╭─ Supplied entries
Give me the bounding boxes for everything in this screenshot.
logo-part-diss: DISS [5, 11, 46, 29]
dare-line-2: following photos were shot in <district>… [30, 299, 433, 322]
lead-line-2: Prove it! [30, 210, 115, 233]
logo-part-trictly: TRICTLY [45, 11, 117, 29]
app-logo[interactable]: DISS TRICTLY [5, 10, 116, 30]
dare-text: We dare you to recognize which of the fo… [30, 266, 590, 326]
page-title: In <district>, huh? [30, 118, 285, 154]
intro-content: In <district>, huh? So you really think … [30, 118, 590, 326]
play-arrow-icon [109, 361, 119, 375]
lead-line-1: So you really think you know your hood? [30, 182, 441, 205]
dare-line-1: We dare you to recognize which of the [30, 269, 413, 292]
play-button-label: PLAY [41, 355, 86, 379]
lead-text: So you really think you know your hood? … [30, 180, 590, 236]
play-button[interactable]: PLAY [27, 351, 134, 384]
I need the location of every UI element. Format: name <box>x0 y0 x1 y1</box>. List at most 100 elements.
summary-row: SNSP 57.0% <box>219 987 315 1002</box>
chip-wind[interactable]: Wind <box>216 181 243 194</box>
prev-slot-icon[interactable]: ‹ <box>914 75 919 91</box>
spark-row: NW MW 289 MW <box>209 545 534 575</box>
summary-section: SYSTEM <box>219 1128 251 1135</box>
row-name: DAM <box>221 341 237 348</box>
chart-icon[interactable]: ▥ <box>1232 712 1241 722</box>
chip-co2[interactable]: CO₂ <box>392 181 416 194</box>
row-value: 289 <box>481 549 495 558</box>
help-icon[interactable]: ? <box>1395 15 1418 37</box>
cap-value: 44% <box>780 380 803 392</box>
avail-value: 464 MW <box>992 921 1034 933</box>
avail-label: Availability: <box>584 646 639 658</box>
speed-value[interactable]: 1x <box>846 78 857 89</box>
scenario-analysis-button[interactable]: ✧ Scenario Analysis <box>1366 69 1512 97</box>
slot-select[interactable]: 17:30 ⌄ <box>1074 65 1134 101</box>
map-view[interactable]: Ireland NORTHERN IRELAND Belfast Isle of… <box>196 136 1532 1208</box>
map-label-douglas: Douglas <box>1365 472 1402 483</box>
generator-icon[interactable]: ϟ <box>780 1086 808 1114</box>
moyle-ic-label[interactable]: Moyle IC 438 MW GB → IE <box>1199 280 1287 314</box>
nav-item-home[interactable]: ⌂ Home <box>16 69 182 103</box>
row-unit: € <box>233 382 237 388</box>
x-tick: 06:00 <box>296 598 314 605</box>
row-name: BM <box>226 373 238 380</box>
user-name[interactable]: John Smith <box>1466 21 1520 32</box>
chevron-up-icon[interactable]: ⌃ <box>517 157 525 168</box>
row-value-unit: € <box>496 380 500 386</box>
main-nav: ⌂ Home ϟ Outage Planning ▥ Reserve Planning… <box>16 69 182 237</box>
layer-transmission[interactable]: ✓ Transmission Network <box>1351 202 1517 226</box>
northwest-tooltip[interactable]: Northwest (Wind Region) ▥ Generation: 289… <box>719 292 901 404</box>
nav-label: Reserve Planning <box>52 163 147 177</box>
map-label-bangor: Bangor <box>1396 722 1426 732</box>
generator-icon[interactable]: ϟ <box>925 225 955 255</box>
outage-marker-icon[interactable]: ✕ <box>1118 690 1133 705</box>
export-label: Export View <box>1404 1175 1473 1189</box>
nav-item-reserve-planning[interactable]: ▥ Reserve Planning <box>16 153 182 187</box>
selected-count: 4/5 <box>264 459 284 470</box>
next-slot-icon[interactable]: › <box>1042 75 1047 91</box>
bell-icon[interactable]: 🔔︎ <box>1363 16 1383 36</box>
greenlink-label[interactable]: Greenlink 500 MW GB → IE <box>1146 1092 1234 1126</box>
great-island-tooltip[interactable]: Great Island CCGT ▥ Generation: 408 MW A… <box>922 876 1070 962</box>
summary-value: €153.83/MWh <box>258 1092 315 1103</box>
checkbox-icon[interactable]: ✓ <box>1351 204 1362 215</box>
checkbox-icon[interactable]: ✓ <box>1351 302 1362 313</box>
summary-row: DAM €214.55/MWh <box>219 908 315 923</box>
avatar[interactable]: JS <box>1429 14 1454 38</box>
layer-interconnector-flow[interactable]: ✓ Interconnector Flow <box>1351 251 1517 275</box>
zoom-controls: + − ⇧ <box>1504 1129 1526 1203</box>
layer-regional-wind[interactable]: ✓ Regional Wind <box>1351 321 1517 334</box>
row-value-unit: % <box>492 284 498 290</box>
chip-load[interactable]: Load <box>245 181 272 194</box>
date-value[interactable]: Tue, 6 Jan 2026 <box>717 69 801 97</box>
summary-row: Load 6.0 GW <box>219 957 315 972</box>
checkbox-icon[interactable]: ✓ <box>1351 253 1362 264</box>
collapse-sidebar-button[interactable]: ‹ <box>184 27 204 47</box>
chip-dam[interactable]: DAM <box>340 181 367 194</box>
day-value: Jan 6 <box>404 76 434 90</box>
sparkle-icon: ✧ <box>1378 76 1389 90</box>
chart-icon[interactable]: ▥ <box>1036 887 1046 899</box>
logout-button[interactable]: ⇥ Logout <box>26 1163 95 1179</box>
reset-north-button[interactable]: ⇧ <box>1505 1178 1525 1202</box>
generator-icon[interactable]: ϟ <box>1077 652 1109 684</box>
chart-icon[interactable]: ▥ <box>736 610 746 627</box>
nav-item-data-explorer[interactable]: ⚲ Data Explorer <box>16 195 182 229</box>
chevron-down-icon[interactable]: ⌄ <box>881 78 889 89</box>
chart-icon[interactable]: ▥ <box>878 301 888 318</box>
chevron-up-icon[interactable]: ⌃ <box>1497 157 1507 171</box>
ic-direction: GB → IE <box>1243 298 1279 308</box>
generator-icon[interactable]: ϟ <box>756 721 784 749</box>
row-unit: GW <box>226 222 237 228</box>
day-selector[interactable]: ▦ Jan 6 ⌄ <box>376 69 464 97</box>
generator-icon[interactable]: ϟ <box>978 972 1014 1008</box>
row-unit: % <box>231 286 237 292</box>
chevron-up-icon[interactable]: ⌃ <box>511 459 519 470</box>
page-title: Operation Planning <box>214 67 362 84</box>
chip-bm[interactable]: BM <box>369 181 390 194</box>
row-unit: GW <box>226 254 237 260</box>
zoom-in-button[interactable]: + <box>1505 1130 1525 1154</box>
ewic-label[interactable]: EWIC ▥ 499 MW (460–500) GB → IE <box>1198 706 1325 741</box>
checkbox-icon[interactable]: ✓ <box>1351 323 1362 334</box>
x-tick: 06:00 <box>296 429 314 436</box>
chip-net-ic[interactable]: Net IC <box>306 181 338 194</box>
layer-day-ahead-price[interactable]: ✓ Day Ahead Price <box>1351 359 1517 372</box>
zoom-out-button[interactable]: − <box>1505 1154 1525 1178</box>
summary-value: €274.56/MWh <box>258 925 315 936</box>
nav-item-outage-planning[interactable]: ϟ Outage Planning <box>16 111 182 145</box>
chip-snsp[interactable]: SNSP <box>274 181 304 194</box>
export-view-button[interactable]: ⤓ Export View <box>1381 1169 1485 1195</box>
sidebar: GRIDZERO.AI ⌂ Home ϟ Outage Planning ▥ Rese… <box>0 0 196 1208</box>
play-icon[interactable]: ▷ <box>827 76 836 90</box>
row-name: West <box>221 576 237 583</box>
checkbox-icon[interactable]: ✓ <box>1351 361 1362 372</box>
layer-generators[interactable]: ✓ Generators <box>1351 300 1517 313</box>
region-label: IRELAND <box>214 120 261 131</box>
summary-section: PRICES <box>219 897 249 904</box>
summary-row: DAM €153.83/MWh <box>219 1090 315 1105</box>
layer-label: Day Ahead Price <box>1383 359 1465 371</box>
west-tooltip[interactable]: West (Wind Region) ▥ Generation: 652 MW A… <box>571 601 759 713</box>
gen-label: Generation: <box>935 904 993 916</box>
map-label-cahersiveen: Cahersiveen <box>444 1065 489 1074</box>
╰─
### Given request
Pick out every line in the items that contains the string "zoom" and copy each of those lines.

### Output
zoom-controls: + − ⇧ <box>1504 1129 1526 1203</box>
zoom-in-button[interactable]: + <box>1505 1130 1525 1154</box>
zoom-out-button[interactable]: − <box>1505 1154 1525 1178</box>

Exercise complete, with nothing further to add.